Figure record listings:

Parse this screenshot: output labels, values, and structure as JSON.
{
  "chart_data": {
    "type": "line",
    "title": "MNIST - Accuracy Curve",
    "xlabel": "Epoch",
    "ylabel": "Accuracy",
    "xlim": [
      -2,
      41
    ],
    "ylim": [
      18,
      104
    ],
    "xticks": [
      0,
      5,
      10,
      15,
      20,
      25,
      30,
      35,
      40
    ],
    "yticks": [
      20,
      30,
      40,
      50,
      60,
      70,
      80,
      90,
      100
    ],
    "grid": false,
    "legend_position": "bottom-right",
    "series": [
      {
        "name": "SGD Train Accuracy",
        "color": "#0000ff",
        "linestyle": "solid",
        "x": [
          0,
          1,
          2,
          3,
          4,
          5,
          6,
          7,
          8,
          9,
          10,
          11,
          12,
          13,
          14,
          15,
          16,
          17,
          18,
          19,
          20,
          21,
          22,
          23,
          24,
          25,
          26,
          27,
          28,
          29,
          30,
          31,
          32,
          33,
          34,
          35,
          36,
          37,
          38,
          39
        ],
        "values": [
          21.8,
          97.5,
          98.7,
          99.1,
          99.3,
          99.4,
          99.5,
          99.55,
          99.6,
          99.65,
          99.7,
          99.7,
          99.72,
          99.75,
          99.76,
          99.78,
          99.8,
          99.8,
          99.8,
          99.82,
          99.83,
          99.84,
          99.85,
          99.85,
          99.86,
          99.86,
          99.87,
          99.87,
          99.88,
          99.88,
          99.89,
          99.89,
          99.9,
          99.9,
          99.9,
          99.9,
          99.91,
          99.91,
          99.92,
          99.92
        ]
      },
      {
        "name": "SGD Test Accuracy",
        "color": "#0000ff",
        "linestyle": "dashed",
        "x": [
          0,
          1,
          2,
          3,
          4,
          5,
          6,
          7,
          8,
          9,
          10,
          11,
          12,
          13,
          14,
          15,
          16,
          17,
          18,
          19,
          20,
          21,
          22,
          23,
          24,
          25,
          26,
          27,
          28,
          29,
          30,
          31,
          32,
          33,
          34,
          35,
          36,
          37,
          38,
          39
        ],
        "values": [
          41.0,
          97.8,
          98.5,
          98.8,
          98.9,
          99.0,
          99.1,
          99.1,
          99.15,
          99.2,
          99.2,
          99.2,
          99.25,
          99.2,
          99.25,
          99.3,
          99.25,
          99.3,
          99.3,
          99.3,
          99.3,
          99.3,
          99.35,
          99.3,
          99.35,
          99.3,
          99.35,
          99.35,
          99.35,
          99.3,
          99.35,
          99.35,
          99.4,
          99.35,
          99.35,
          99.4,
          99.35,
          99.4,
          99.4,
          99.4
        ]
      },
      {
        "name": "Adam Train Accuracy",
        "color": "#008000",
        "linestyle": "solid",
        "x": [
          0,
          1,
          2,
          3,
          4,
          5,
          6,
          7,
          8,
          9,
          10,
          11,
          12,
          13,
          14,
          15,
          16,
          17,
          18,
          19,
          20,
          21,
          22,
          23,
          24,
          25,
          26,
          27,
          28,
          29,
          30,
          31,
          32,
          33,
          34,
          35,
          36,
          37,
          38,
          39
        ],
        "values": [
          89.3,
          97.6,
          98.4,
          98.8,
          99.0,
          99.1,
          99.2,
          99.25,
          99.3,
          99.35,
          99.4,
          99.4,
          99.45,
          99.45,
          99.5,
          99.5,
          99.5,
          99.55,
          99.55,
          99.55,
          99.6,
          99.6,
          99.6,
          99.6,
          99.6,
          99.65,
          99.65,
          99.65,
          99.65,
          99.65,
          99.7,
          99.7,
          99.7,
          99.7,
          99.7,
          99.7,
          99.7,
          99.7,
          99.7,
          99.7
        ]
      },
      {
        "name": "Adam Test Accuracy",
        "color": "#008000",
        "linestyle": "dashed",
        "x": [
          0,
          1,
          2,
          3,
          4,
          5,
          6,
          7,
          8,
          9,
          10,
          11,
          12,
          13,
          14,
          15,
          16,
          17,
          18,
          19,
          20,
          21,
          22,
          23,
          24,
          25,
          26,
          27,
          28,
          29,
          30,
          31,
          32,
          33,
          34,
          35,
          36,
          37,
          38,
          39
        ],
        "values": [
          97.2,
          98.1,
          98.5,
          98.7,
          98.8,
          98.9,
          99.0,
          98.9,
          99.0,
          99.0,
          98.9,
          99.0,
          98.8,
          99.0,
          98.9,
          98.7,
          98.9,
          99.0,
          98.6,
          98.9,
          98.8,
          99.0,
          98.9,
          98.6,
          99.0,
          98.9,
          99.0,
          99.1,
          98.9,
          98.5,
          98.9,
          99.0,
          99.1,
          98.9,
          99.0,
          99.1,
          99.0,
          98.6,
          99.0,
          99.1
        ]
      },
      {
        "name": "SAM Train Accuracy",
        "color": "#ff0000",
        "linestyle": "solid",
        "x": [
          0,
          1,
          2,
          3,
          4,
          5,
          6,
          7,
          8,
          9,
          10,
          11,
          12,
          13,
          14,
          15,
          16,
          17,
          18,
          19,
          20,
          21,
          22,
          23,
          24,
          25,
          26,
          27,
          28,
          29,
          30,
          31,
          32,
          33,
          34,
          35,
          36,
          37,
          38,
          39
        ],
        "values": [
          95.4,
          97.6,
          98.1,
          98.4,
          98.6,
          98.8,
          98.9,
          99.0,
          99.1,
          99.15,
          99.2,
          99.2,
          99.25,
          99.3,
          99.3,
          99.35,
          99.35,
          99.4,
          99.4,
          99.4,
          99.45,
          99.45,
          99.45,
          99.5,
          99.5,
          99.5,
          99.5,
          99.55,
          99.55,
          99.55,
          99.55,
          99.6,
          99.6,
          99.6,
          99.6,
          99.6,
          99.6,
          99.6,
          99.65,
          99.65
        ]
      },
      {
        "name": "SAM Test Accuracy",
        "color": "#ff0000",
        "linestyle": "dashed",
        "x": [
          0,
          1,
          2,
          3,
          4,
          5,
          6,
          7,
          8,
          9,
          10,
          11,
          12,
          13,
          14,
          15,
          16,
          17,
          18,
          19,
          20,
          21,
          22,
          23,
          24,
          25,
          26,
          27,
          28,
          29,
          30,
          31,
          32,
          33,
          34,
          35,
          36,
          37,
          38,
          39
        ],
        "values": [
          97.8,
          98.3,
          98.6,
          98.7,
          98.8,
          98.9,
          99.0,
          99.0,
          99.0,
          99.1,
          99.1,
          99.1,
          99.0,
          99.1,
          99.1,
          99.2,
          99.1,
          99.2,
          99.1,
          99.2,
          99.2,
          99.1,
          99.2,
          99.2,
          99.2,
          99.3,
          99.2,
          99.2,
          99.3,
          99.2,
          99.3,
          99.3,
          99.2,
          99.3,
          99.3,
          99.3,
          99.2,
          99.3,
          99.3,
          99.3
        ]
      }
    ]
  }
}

▸ What you will do: Copy out the lines that hold "Train".

▸ Task answer:
        "name": "SGD Train Accuracy",
        "name": "Adam Train Accuracy",
        "name": "SAM Train Accuracy",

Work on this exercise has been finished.